** BEGIN DOCUMENT EXTRACT **

EC World REIT (SGX:BWCU) is a pure-play China REIT, where all the properties in its portfolio are used for e-commerce and port logistics.

Before I begin with today’s post, a brief update on the situation surrounding the divestment of 2 properties to raise the amount needed to repay 25.0% of its borrowings, refinancing of borrowings due on 30 April, and also its conduct of AGM: On the repayment of borrowings, along with debt refinancing, the REIT had posted an update on 01 May that it will be done by 31 May. Further, its Chairman, Mr Zhang Guobiao, have provided personal guarantees in respect of the full outstanding amount of the mandatory repayment (you can read the announcement in full here); on the latter, they have sought an extension of time to conduct its AGM on 27 July, with the request approved by SGX-ST (you can read the announcement in full here.) As a unitholder, I continue to keep a close watch on them and will share material updates as and when they are made available.

** END DOCUMENT EXTRACT **
** BEGIN ENTRIES SHOWN **

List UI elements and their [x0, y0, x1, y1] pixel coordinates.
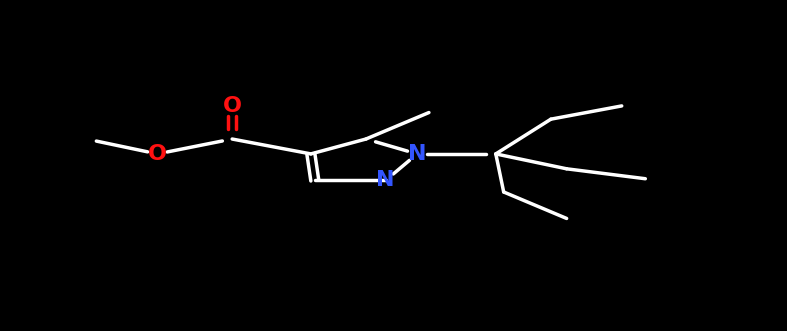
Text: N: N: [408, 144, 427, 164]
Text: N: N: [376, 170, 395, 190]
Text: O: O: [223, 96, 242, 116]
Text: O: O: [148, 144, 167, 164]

** END ENTRIES SHOWN **
** BEGIN ENTRIES SHOWN **

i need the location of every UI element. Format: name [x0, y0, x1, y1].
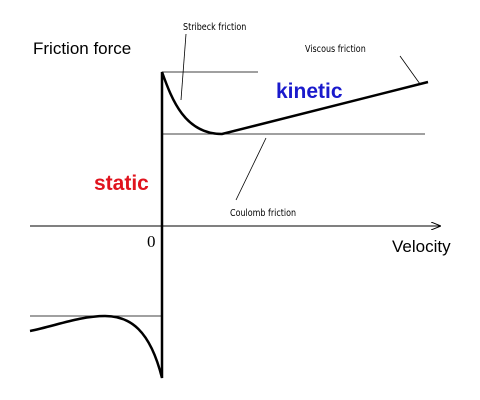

** END ENTRIES SHOWN **

OBJECTIVES:
• a. In the EC World REIT post, by what date does the REIT say the repayment of borrowings and the debt refinancing will be done?
• b. Reproduce word for word the passage of the EC World REIT post that begins at the words "Before I begin" and stops after the words "are made available.".

TASK-BY-TASK SOLUTIONS:
• a. By 31 May.

• b.
Before I begin with today’s post, a brief update on the situation surrounding the divestment of 2 properties to raise the amount needed to repay 25.0% of its borrowings, refinancing of borrowings due on 30 April, and also its conduct of AGM: On the repayment of borrowings, along with debt refinancing, the REIT had posted an update on 01 May that it will be done by 31 May. Further, its Chairman, Mr Zhang Guobiao, have provided personal guarantees in respect of the full outstanding amount of the mandatory repayment (you can read the announcement in full here); on the latter, they have sought an extension of time to conduct its AGM on 27 July, with the request approved by SGX-ST (you can read the announcement in full here.) As a unitholder, I continue to keep a close watch on them and will share material updates as and when they are made available.